(Figure collection entries)
□ □ □

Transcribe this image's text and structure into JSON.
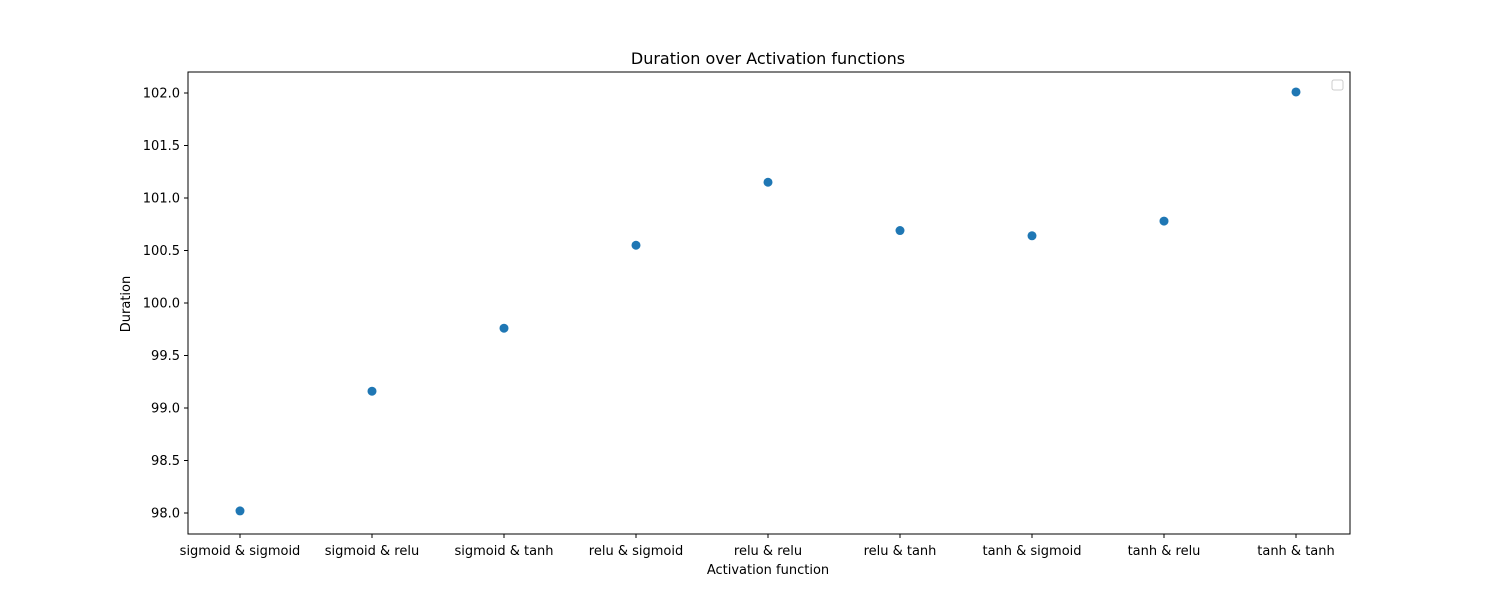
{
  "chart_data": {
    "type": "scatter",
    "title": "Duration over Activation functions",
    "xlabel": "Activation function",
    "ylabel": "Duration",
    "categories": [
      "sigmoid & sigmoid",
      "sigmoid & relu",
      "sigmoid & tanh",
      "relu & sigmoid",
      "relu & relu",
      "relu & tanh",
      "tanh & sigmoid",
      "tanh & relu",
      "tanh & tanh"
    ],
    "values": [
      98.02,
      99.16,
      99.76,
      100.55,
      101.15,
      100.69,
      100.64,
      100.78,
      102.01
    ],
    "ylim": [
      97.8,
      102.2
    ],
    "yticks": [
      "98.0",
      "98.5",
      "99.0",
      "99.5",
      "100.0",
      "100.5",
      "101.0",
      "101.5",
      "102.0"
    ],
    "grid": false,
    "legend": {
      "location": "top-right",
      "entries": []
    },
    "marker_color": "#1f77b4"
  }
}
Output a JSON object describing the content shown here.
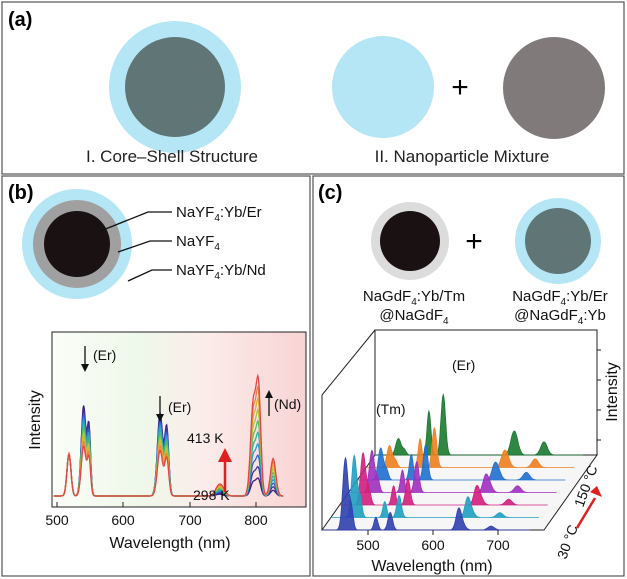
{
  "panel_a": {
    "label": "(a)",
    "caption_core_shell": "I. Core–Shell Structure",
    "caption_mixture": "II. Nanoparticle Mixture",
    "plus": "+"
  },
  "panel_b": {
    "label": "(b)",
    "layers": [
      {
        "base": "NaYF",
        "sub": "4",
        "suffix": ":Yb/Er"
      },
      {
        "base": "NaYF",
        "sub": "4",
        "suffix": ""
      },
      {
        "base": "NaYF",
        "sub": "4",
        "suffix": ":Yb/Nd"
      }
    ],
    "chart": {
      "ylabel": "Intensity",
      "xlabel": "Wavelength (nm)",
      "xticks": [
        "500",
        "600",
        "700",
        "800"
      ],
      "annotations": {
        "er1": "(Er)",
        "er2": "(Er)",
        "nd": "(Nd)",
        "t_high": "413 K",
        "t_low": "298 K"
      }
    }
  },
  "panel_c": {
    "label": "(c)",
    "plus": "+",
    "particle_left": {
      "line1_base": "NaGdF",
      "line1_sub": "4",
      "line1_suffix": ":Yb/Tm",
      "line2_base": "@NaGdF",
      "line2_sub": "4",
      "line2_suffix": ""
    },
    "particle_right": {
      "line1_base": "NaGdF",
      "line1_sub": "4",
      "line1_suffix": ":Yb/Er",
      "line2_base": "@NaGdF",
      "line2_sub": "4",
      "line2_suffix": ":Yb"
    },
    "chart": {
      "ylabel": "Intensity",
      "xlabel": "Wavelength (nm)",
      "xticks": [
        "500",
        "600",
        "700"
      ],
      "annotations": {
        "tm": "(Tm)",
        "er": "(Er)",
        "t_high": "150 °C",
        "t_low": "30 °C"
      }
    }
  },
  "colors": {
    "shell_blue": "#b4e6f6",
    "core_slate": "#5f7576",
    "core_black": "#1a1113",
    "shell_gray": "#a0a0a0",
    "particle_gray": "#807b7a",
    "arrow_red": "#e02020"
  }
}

□ □ □

### [Do this]
Omit the pictures and write out the lines above from the one with "Output a JSON" through the last, unchanged.

### [Result for this exercise]
Output a JSON object describing the content shown here.
{
  "panel_a": {
    "label": "(a)",
    "caption_core_shell": "I. Core–Shell Structure",
    "caption_mixture": "II. Nanoparticle Mixture",
    "plus": "+"
  },
  "panel_b": {
    "label": "(b)",
    "layers": [
      {
        "base": "NaYF",
        "sub": "4",
        "suffix": ":Yb/Er"
      },
      {
        "base": "NaYF",
        "sub": "4",
        "suffix": ""
      },
      {
        "base": "NaYF",
        "sub": "4",
        "suffix": ":Yb/Nd"
      }
    ],
    "chart": {
      "ylabel": "Intensity",
      "xlabel": "Wavelength (nm)",
      "xticks": [
        "500",
        "600",
        "700",
        "800"
      ],
      "annotations": {
        "er1": "(Er)",
        "er2": "(Er)",
        "nd": "(Nd)",
        "t_high": "413 K",
        "t_low": "298 K"
      }
    }
  },
  "panel_c": {
    "label": "(c)",
    "plus": "+",
    "particle_left": {
      "line1_base": "NaGdF",
      "line1_sub": "4",
      "line1_suffix": ":Yb/Tm",
      "line2_base": "@NaGdF",
      "line2_sub": "4",
      "line2_suffix": ""
    },
    "particle_right": {
      "line1_base": "NaGdF",
      "line1_sub": "4",
      "line1_suffix": ":Yb/Er",
      "line2_base": "@NaGdF",
      "line2_sub": "4",
      "line2_suffix": ":Yb"
    },
    "chart": {
      "ylabel": "Intensity",
      "xlabel": "Wavelength (nm)",
      "xticks": [
        "500",
        "600",
        "700"
      ],
      "annotations": {
        "tm": "(Tm)",
        "er": "(Er)",
        "t_high": "150 °C",
        "t_low": "30 °C"
      }
    }
  },
  "colors": {
    "shell_blue": "#b4e6f6",
    "core_slate": "#5f7576",
    "core_black": "#1a1113",
    "shell_gray": "#a0a0a0",
    "particle_gray": "#807b7a",
    "arrow_red": "#e02020"
  }
}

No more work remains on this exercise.